In the copy, include every entry exactly but none of the images.

○ ○ ○ ○ ○

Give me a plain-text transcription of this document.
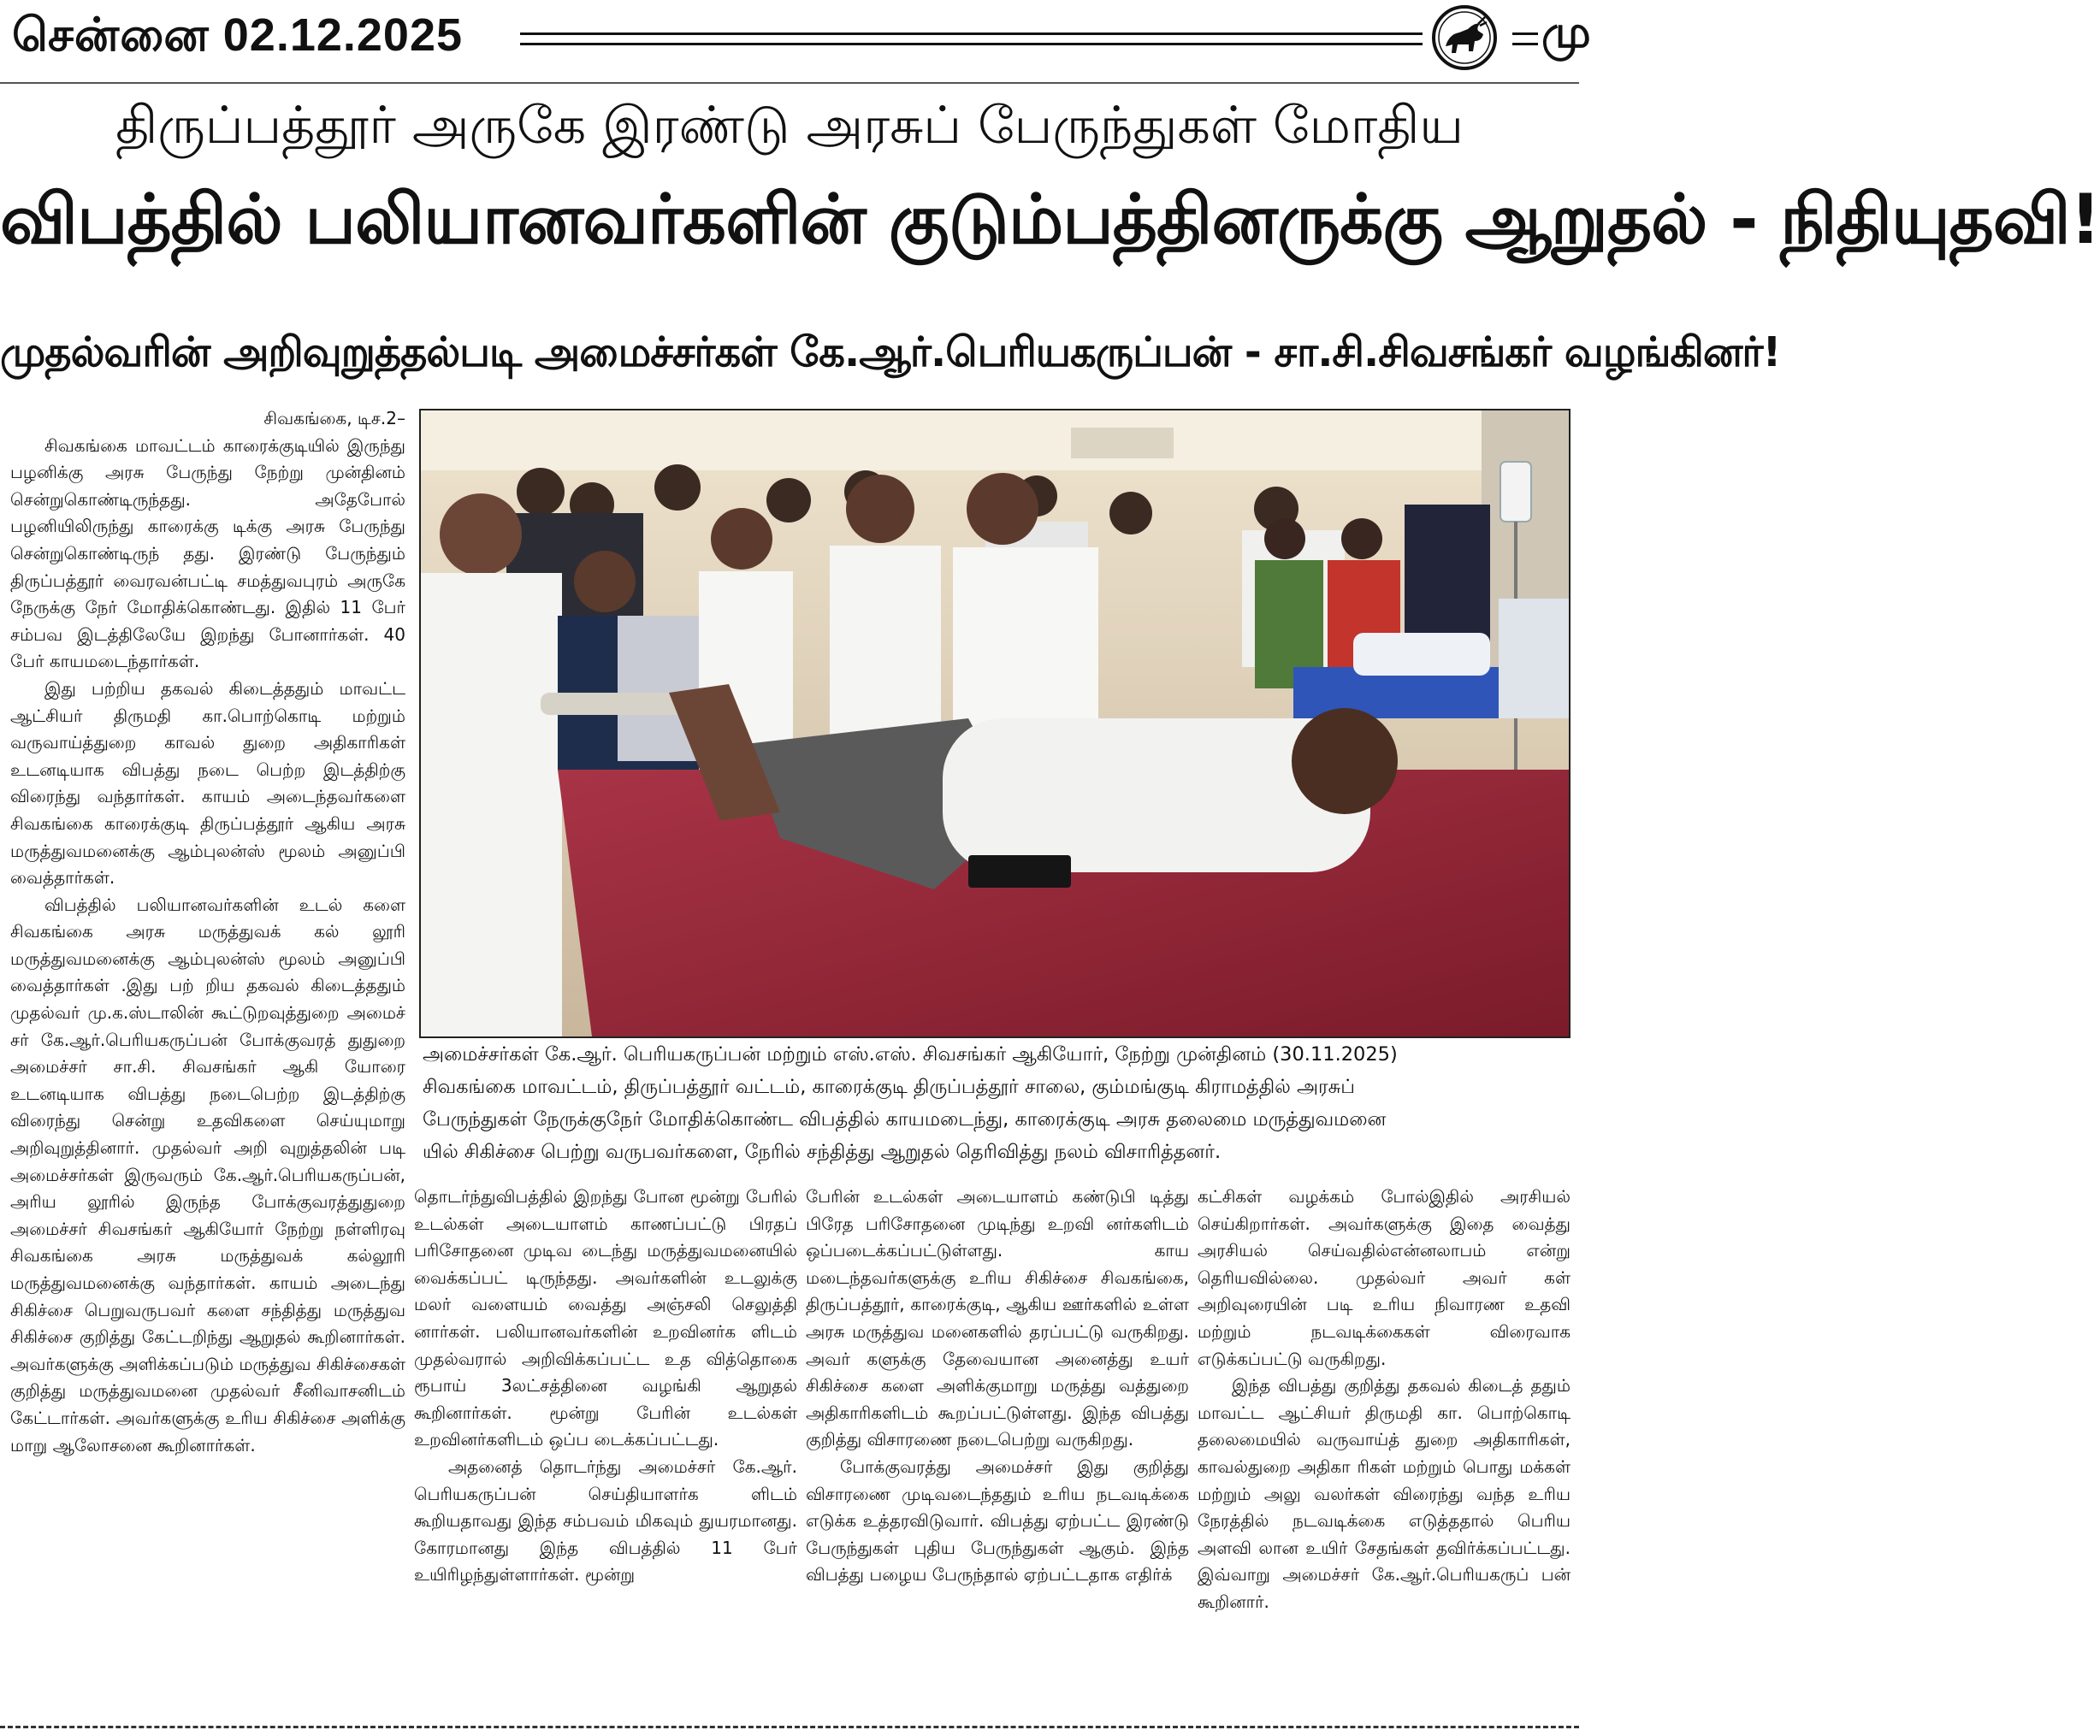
சென்னை 02.12.2025	மு
திருப்பத்தூர் அருகே இரண்டு அரசுப் பேருந்துகள் மோதிய
விபத்தில் பலியானவர்களின் குடும்பத்தினருக்கு ஆறுதல் - நிதியுதவி!
முதல்வரின் அறிவுறுத்தல்படி அமைச்சர்கள் கே.ஆர்.பெரியகருப்பன் - சா.சி.சிவசங்கர் வழங்கினர்!

சிவகங்கை, டிச.2–

சிவகங்கை மாவட்டம் காரைக்குடியில் இருந்து பழனிக்கு அரசு பேருந்து நேற்று முன்தினம் சென்றுகொண்டிருந்தது. அதேபோல் பழனியிலிருந்து காரைக்கு டிக்கு அரசு பேருந்து சென்றுகொண்டிருந் தது. இரண்டு பேருந்தும் திருப்பத்தூர் வைரவன்பட்டி சமத்துவபுரம் அருகே நேருக்கு நேர் மோதிக்கொண்டது. இதில் 11 பேர் சம்பவ இடத்திலேயே இறந்து போனார்கள். 40 பேர் காயமடைந்தார்கள்.

இது பற்றிய தகவல் கிடைத்ததும் மாவட்ட ஆட்சியர் திருமதி கா.பொற்கொடி மற்றும் வருவாய்த்துறை காவல் துறை அதிகாரிகள் உடனடியாக விபத்து நடை பெற்ற இடத்திற்கு விரைந்து வந்தார்கள். காயம் அடைந்தவர்களை சிவகங்கை காரைக்குடி திருப்பத்தூர் ஆகிய அரசு மருத்துவமனைக்கு ஆம்புலன்ஸ் மூலம் அனுப்பி வைத்தார்கள்.

விபத்தில் பலியானவர்களின் உடல் களை சிவகங்கை அரசு மருத்துவக் கல் லூரி மருத்துவமனைக்கு ஆம்புலன்ஸ் மூலம் அனுப்பி வைத்தார்கள் .இது பற் றிய தகவல் கிடைத்ததும் முதல்வர் மு.க.ஸ்டாலின் கூட்டுறவுத்துறை அமைச் சர் கே.ஆர்.பெரியகருப்பன் போக்குவரத் துதுறை அமைச்சர் சா.சி. சிவசங்கர் ஆகி யோரை உடனடியாக விபத்து நடைபெற்ற இடத்திற்கு விரைந்து சென்று உதவிகளை செய்யுமாறு அறிவுறுத்தினார். முதல்வர் அறி வுறுத்தலின் படி அமைச்சர்கள் இருவரும் கே.ஆர்.பெரியகருப்பன், அரிய லூரில் இருந்த போக்குவரத்துதுறை அமைச்சர் சிவசங்கர் ஆகியோர் நேற்று நள்ளிரவு சிவகங்கை அரசு மருத்துவக் கல்லூரி மருத்துவமனைக்கு வந்தார்கள். காயம் அடைந்து சிகிச்சை பெறுவருபவர் களை சந்தித்து மருத்துவ சிகிச்சை குறித்து கேட்டறிந்து ஆறுதல் கூறினார்கள். அவர்களுக்கு அளிக்கப்படும் மருத்துவ சிகிச்சைகள் குறித்து மருத்துவமனை முதல்வர் சீனிவாசனிடம் கேட்டார்கள். அவர்களுக்கு உரிய சிகிச்சை அளிக்கு மாறு ஆலோசனை கூறினார்கள்.

அமைச்சர்கள் கே.ஆர். பெரியகருப்பன் மற்றும் எஸ்.எஸ். சிவசங்கர் ஆகியோர், நேற்று முன்தினம் (30.11.2025)

சிவகங்கை மாவட்டம், திருப்பத்தூர் வட்டம், காரைக்குடி திருப்பத்தூர் சாலை, கும்மங்குடி கிராமத்தில் அரசுப்

பேருந்துகள் நேருக்குநேர் மோதிக்கொண்ட விபத்தில் காயமடைந்து, காரைக்குடி அரசு தலைமை மருத்துவமனை

யில் சிகிச்சை பெற்று வருபவர்களை, நேரில் சந்தித்து ஆறுதல் தெரிவித்து நலம் விசாரித்தனர்.

தொடர்ந்துவிபத்தில் இறந்து போன மூன்று பேரில் உடல்கள் அடையாளம் காணப்பட்டு பிரதப் பரிசோதனை முடிவ டைந்து மருத்துவமனையில் வைக்கப்பட் டிருந்தது. அவர்களின் உடலுக்கு மலர் வளையம் வைத்து அஞ்சலி செலுத்தி னார்கள். பலியானவர்களின் உறவினர்க ளிடம் முதல்வரால் அறிவிக்கப்பட்ட உத வித்தொகை ரூபாய் 3லட்சத்தினை வழங்கி ஆறுதல் கூறினார்கள். மூன்று பேரின் உடல்கள் உறவினர்களிடம் ஒப்ப டைக்கப்பட்டது.

அதனைத் தொடர்ந்து அமைச்சர் கே.ஆர். பெரியகருப்பன் செய்தியாளர்க ளிடம் கூறியதாவது இந்த சம்பவம் மிகவும் துயரமானது. கோரமானது இந்த விபத்தில் 11 பேர் உயிரிழந்துள்ளார்கள். மூன்று

பேரின் உடல்கள் அடையாளம் கண்டுபி டித்து பிரேத பரிசோதனை முடிந்து உறவி னர்களிடம் ஒப்படைக்கப்பட்டுள்ளது. காய மடைந்தவர்களுக்கு உரிய சிகிச்சை சிவகங்கை, திருப்பத்தூர், காரைக்குடி, ஆகிய ஊர்களில் உள்ள அரசு மருத்துவ மனைகளில் தரப்பட்டு வருகிறது. அவர் களுக்கு தேவையான அனைத்து உயர் சிகிச்சை களை அளிக்குமாறு மருத்து வத்துறை அதிகாரிகளிடம் கூறப்பட்டுள்ளது. இந்த விபத்து குறித்து விசாரணை நடைபெற்று வருகிறது.

போக்குவரத்து அமைச்சர் இது குறித்து விசாரணை முடிவடைந்ததும் உரிய நடவடிக்கை எடுக்க உத்தரவிடுவார். விபத்து ஏற்பட்ட இரண்டு பேருந்துகள் புதிய பேருந்துகள் ஆகும். இந்த விபத்து பழைய பேருந்தால் ஏற்பட்டதாக எதிர்க்

கட்சிகள் வழக்கம் போல்இதில் அரசியல் செய்கிறார்கள். அவர்களுக்கு இதை வைத்து அரசியல் செய்வதில்என்னலாபம் என்று தெரியவில்லை. முதல்வர் அவர் கள் அறிவுரையின் படி உரிய நிவாரண உதவி மற்றும் நடவடிக்கைகள் விரைவாக எடுக்கப்பட்டு வருகிறது.

இந்த விபத்து குறித்து தகவல் கிடைத் ததும் மாவட்ட ஆட்சியர் திருமதி கா. பொற்கொடி தலைமையில் வருவாய்த் துறை அதிகாரிகள், காவல்துறை அதிகா ரிகள் மற்றும் பொது மக்கள் மற்றும் அலு வலர்கள் விரைந்து வந்த உரிய நேரத்தில் நடவடிக்கை எடுத்ததால் பெரிய அளவி லான உயிர் சேதங்கள் தவிர்க்கப்பட்டது. இவ்வாறு அமைச்சர் கே.ஆர்.பெரியகருப் பன் கூறினார்.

○ ○ ○ ○ ○

* **Solution to the problem**
Give me a plain-text transcription of this document.
சென்னை 02.12.2025	மு
திருப்பத்தூர் அருகே இரண்டு அரசுப் பேருந்துகள் மோதிய
விபத்தில் பலியானவர்களின் குடும்பத்தினருக்கு ஆறுதல் - நிதியுதவி!
முதல்வரின் அறிவுறுத்தல்படி அமைச்சர்கள் கே.ஆர்.பெரியகருப்பன் - சா.சி.சிவசங்கர் வழங்கினர்!

சிவகங்கை, டிச.2–

சிவகங்கை மாவட்டம் காரைக்குடியில் இருந்து பழனிக்கு அரசு பேருந்து நேற்று முன்தினம் சென்றுகொண்டிருந்தது. அதேபோல் பழனியிலிருந்து காரைக்கு டிக்கு அரசு பேருந்து சென்றுகொண்டிருந் தது. இரண்டு பேருந்தும் திருப்பத்தூர் வைரவன்பட்டி சமத்துவபுரம் அருகே நேருக்கு நேர் மோதிக்கொண்டது. இதில் 11 பேர் சம்பவ இடத்திலேயே இறந்து போனார்கள். 40 பேர் காயமடைந்தார்கள்.

இது பற்றிய தகவல் கிடைத்ததும் மாவட்ட ஆட்சியர் திருமதி கா.பொற்கொடி மற்றும் வருவாய்த்துறை காவல் துறை அதிகாரிகள் உடனடியாக விபத்து நடை பெற்ற இடத்திற்கு விரைந்து வந்தார்கள். காயம் அடைந்தவர்களை சிவகங்கை காரைக்குடி திருப்பத்தூர் ஆகிய அரசு மருத்துவமனைக்கு ஆம்புலன்ஸ் மூலம் அனுப்பி வைத்தார்கள்.

விபத்தில் பலியானவர்களின் உடல் களை சிவகங்கை அரசு மருத்துவக் கல் லூரி மருத்துவமனைக்கு ஆம்புலன்ஸ் மூலம் அனுப்பி வைத்தார்கள் .இது பற் றிய தகவல் கிடைத்ததும் முதல்வர் மு.க.ஸ்டாலின் கூட்டுறவுத்துறை அமைச் சர் கே.ஆர்.பெரியகருப்பன் போக்குவரத் துதுறை அமைச்சர் சா.சி. சிவசங்கர் ஆகி யோரை உடனடியாக விபத்து நடைபெற்ற இடத்திற்கு விரைந்து சென்று உதவிகளை செய்யுமாறு அறிவுறுத்தினார். முதல்வர் அறி வுறுத்தலின் படி அமைச்சர்கள் இருவரும் கே.ஆர்.பெரியகருப்பன், அரிய லூரில் இருந்த போக்குவரத்துதுறை அமைச்சர் சிவசங்கர் ஆகியோர் நேற்று நள்ளிரவு சிவகங்கை அரசு மருத்துவக் கல்லூரி மருத்துவமனைக்கு வந்தார்கள். காயம் அடைந்து சிகிச்சை பெறுவருபவர் களை சந்தித்து மருத்துவ சிகிச்சை குறித்து கேட்டறிந்து ஆறுதல் கூறினார்கள். அவர்களுக்கு அளிக்கப்படும் மருத்துவ சிகிச்சைகள் குறித்து மருத்துவமனை முதல்வர் சீனிவாசனிடம் கேட்டார்கள். அவர்களுக்கு உரிய சிகிச்சை அளிக்கு மாறு ஆலோசனை கூறினார்கள்.

அமைச்சர்கள் கே.ஆர். பெரியகருப்பன் மற்றும் எஸ்.எஸ். சிவசங்கர் ஆகியோர், நேற்று முன்தினம் (30.11.2025)

சிவகங்கை மாவட்டம், திருப்பத்தூர் வட்டம், காரைக்குடி திருப்பத்தூர் சாலை, கும்மங்குடி கிராமத்தில் அரசுப்

பேருந்துகள் நேருக்குநேர் மோதிக்கொண்ட விபத்தில் காயமடைந்து, காரைக்குடி அரசு தலைமை மருத்துவமனை

யில் சிகிச்சை பெற்று வருபவர்களை, நேரில் சந்தித்து ஆறுதல் தெரிவித்து நலம் விசாரித்தனர்.

தொடர்ந்துவிபத்தில் இறந்து போன மூன்று பேரில் உடல்கள் அடையாளம் காணப்பட்டு பிரதப் பரிசோதனை முடிவ டைந்து மருத்துவமனையில் வைக்கப்பட் டிருந்தது. அவர்களின் உடலுக்கு மலர் வளையம் வைத்து அஞ்சலி செலுத்தி னார்கள். பலியானவர்களின் உறவினர்க ளிடம் முதல்வரால் அறிவிக்கப்பட்ட உத வித்தொகை ரூபாய் 3லட்சத்தினை வழங்கி ஆறுதல் கூறினார்கள். மூன்று பேரின் உடல்கள் உறவினர்களிடம் ஒப்ப டைக்கப்பட்டது.

அதனைத் தொடர்ந்து அமைச்சர் கே.ஆர். பெரியகருப்பன் செய்தியாளர்க ளிடம் கூறியதாவது இந்த சம்பவம் மிகவும் துயரமானது. கோரமானது இந்த விபத்தில் 11 பேர் உயிரிழந்துள்ளார்கள். மூன்று

பேரின் உடல்கள் அடையாளம் கண்டுபி டித்து பிரேத பரிசோதனை முடிந்து உறவி னர்களிடம் ஒப்படைக்கப்பட்டுள்ளது. காய மடைந்தவர்களுக்கு உரிய சிகிச்சை சிவகங்கை, திருப்பத்தூர், காரைக்குடி, ஆகிய ஊர்களில் உள்ள அரசு மருத்துவ மனைகளில் தரப்பட்டு வருகிறது. அவர் களுக்கு தேவையான அனைத்து உயர் சிகிச்சை களை அளிக்குமாறு மருத்து வத்துறை அதிகாரிகளிடம் கூறப்பட்டுள்ளது. இந்த விபத்து குறித்து விசாரணை நடைபெற்று வருகிறது.

போக்குவரத்து அமைச்சர் இது குறித்து விசாரணை முடிவடைந்ததும் உரிய நடவடிக்கை எடுக்க உத்தரவிடுவார். விபத்து ஏற்பட்ட இரண்டு பேருந்துகள் புதிய பேருந்துகள் ஆகும். இந்த விபத்து பழைய பேருந்தால் ஏற்பட்டதாக எதிர்க்

கட்சிகள் வழக்கம் போல்இதில் அரசியல் செய்கிறார்கள். அவர்களுக்கு இதை வைத்து அரசியல் செய்வதில்என்னலாபம் என்று தெரியவில்லை. முதல்வர் அவர் கள் அறிவுரையின் படி உரிய நிவாரண உதவி மற்றும் நடவடிக்கைகள் விரைவாக எடுக்கப்பட்டு வருகிறது.

இந்த விபத்து குறித்து தகவல் கிடைத் ததும் மாவட்ட ஆட்சியர் திருமதி கா. பொற்கொடி தலைமையில் வருவாய்த் துறை அதிகாரிகள், காவல்துறை அதிகா ரிகள் மற்றும் பொது மக்கள் மற்றும் அலு வலர்கள் விரைந்து வந்த உரிய நேரத்தில் நடவடிக்கை எடுத்ததால் பெரிய அளவி லான உயிர் சேதங்கள் தவிர்க்கப்பட்டது. இவ்வாறு அமைச்சர் கே.ஆர்.பெரியகருப் பன் கூறினார்.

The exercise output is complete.